Material provided —
# # # # # # #

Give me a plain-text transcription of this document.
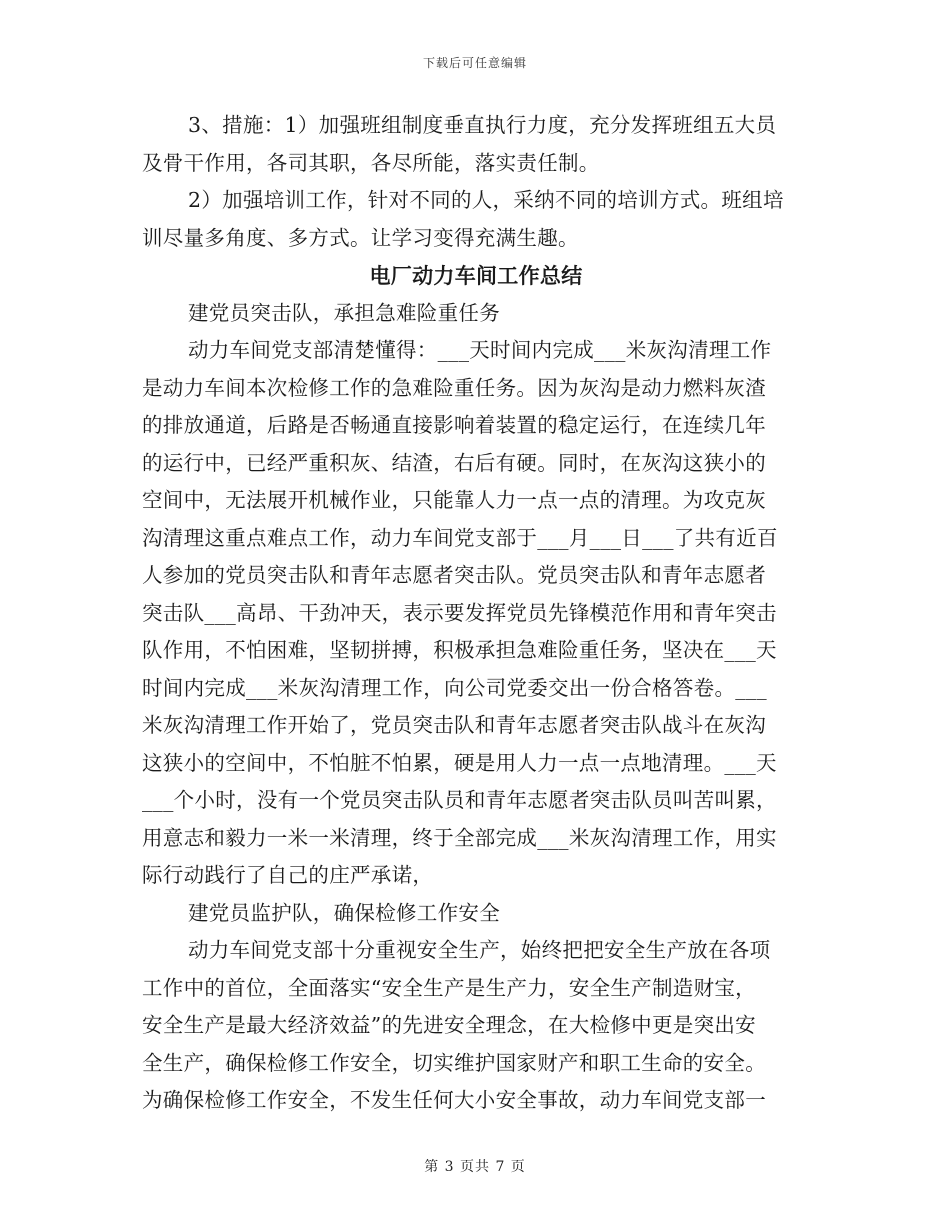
下载后可任意编辑
3、措施：1）加强班组制度垂直执行力度，充分发挥班组五大员
及骨干作用，各司其职，各尽所能，落实责任制。
2）加强培训工作，针对不同的人，采纳不同的培训方式。班组培
训尽量多角度、多方式。让学习变得充满生趣。
电厂动力车间工作总结
建党员突击队，承担急难险重任务
动力车间党支部清楚懂得：___天时间内完成___米灰沟清理工作
是动力车间本次检修工作的急难险重任务。因为灰沟是动力燃料灰渣
的排放通道，后路是否畅通直接影响着装置的稳定运行，在连续几年
的运行中，已经严重积灰、结渣，右后有硬。同时，在灰沟这狭小的
空间中，无法展开机械作业，只能靠人力一点一点的清理。为攻克灰
沟清理这重点难点工作，动力车间党支部于___月___日___了共有近百
人参加的党员突击队和青年志愿者突击队。党员突击队和青年志愿者
突击队___高昂、干劲冲天，表示要发挥党员先锋模范作用和青年突击
队作用，不怕困难，坚韧拼搏，积极承担急难险重任务，坚决在___天
时间内完成___米灰沟清理工作，向公司党委交出一份合格答卷。___
米灰沟清理工作开始了，党员突击队和青年志愿者突击队战斗在灰沟
这狭小的空间中，不怕脏不怕累，硬是用人力一点一点地清理。___天
___个小时，没有一个党员突击队员和青年志愿者突击队员叫苦叫累，
用意志和毅力一米一米清理，终于全部完成___米灰沟清理工作，用实
际行动践行了自己的庄严承诺，
建党员监护队，确保检修工作安全
动力车间党支部十分重视安全生产，始终把把安全生产放在各项
工作中的首位，全面落实“安全生产是生产力，安全生产制造财宝，
安全生产是最大经济效益”的先进安全理念，在大检修中更是突出安
全生产，确保检修工作安全，切实维护国家财产和职工生命的安全。
为确保检修工作安全，不发生任何大小安全事故，动力车间党支部一
第 3 页共 7 页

# # # # # # #

Exercise instructions — Pictures stay out; reproduce every line of the records exactly.

Reply to the task —
Give me a plain-text transcription of this document.
下载后可任意编辑
3、措施：1）加强班组制度垂直执行力度，充分发挥班组五大员
及骨干作用，各司其职，各尽所能，落实责任制。
2）加强培训工作，针对不同的人，采纳不同的培训方式。班组培
训尽量多角度、多方式。让学习变得充满生趣。
电厂动力车间工作总结
建党员突击队，承担急难险重任务
动力车间党支部清楚懂得：___天时间内完成___米灰沟清理工作
是动力车间本次检修工作的急难险重任务。因为灰沟是动力燃料灰渣
的排放通道，后路是否畅通直接影响着装置的稳定运行，在连续几年
的运行中，已经严重积灰、结渣，右后有硬。同时，在灰沟这狭小的
空间中，无法展开机械作业，只能靠人力一点一点的清理。为攻克灰
沟清理这重点难点工作，动力车间党支部于___月___日___了共有近百
人参加的党员突击队和青年志愿者突击队。党员突击队和青年志愿者
突击队___高昂、干劲冲天，表示要发挥党员先锋模范作用和青年突击
队作用，不怕困难，坚韧拼搏，积极承担急难险重任务，坚决在___天
时间内完成___米灰沟清理工作，向公司党委交出一份合格答卷。___
米灰沟清理工作开始了，党员突击队和青年志愿者突击队战斗在灰沟
这狭小的空间中，不怕脏不怕累，硬是用人力一点一点地清理。___天
___个小时，没有一个党员突击队员和青年志愿者突击队员叫苦叫累，
用意志和毅力一米一米清理，终于全部完成___米灰沟清理工作，用实
际行动践行了自己的庄严承诺，
建党员监护队，确保检修工作安全
动力车间党支部十分重视安全生产，始终把把安全生产放在各项
工作中的首位，全面落实“安全生产是生产力，安全生产制造财宝，
安全生产是最大经济效益”的先进安全理念，在大检修中更是突出安
全生产，确保检修工作安全，切实维护国家财产和职工生命的安全。
为确保检修工作安全，不发生任何大小安全事故，动力车间党支部一
第 3 页共 7 页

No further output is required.